Give the material again in full, matching it exactly.
# # # #
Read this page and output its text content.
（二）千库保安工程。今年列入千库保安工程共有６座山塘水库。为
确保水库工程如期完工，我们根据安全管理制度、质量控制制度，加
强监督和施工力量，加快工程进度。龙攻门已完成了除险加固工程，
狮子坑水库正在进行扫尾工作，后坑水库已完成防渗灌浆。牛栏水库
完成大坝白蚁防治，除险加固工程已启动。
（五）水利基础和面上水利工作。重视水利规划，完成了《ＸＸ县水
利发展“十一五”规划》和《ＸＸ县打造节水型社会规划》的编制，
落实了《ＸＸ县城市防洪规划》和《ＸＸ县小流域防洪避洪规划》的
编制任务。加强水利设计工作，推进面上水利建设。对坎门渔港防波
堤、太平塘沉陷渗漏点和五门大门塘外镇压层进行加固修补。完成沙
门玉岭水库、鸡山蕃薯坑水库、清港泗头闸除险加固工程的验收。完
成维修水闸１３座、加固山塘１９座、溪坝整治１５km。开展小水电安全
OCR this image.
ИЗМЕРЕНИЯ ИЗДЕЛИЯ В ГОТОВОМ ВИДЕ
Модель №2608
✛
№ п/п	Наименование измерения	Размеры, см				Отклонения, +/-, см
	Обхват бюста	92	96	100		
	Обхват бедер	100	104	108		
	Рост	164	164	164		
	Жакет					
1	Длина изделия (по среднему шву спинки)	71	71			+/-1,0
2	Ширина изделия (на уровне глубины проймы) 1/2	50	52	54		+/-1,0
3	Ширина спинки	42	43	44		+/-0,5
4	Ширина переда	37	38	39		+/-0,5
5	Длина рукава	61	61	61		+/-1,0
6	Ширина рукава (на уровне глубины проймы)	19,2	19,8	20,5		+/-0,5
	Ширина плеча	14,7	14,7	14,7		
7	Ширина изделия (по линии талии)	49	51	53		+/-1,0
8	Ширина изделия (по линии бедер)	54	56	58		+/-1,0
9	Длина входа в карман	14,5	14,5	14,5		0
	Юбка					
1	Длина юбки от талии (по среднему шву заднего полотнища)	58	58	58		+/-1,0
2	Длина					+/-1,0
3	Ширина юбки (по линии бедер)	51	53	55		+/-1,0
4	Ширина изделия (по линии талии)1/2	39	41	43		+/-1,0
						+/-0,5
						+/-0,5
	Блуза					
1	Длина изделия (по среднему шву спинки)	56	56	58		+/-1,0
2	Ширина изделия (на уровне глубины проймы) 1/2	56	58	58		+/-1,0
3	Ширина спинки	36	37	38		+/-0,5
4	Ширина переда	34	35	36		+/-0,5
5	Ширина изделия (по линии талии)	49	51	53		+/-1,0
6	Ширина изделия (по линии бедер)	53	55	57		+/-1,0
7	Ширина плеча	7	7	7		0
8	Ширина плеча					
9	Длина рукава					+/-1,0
# # # #
• **FINAL RESULT**
Read this page and output its text content.
（二）千库保安工程。今年列入千库保安工程共有６座山塘水库。为
确保水库工程如期完工，我们根据安全管理制度、质量控制制度，加
强监督和施工力量，加快工程进度。龙攻门已完成了除险加固工程，
狮子坑水库正在进行扫尾工作，后坑水库已完成防渗灌浆。牛栏水库
完成大坝白蚁防治，除险加固工程已启动。
（五）水利基础和面上水利工作。重视水利规划，完成了《ＸＸ县水
利发展“十一五”规划》和《ＸＸ县打造节水型社会规划》的编制，
落实了《ＸＸ县城市防洪规划》和《ＸＸ县小流域防洪避洪规划》的
编制任务。加强水利设计工作，推进面上水利建设。对坎门渔港防波
堤、太平塘沉陷渗漏点和五门大门塘外镇压层进行加固修补。完成沙
门玉岭水库、鸡山蕃薯坑水库、清港泗头闸除险加固工程的验收。完
成维修水闸１３座、加固山塘１９座、溪坝整治１５km。开展小水电安全
OCR this image.
ИЗМЕРЕНИЯ ИЗДЕЛИЯ В ГОТОВОМ ВИДЕ
Модель №2608
✛
№ п/п	Наименование измерения	Размеры, см				Отклонения, +/-, см
	Обхват бюста	92	96	100		
	Обхват бедер	100	104	108		
	Рост	164	164	164		
	Жакет					
1	Длина изделия (по среднему шву спинки)	71	71			+/-1,0
2	Ширина изделия (на уровне глубины проймы) 1/2	50	52	54		+/-1,0
3	Ширина спинки	42	43	44		+/-0,5
4	Ширина переда	37	38	39		+/-0,5
5	Длина рукава	61	61	61		+/-1,0
6	Ширина рукава (на уровне глубины проймы)	19,2	19,8	20,5		+/-0,5
	Ширина плеча	14,7	14,7	14,7		
7	Ширина изделия (по линии талии)	49	51	53		+/-1,0
8	Ширина изделия (по линии бедер)	54	56	58		+/-1,0
9	Длина входа в карман	14,5	14,5	14,5		0
	Юбка					
1	Длина юбки от талии (по среднему шву заднего полотнища)	58	58	58		+/-1,0
2	Длина					+/-1,0
3	Ширина юбки (по линии бедер)	51	53	55		+/-1,0
4	Ширина изделия (по линии талии)1/2	39	41	43		+/-1,0
						+/-0,5
						+/-0,5
	Блуза					
1	Длина изделия (по среднему шву спинки)	56	56	58		+/-1,0
2	Ширина изделия (на уровне глубины проймы) 1/2	56	58	58		+/-1,0
3	Ширина спинки	36	37	38		+/-0,5
4	Ширина переда	34	35	36		+/-0,5
5	Ширина изделия (по линии талии)	49	51	53		+/-1,0
6	Ширина изделия (по линии бедер)	53	55	57		+/-1,0
7	Ширина плеча	7	7	7		0
8	Ширина плеча					
9	Длина рукава					+/-1,0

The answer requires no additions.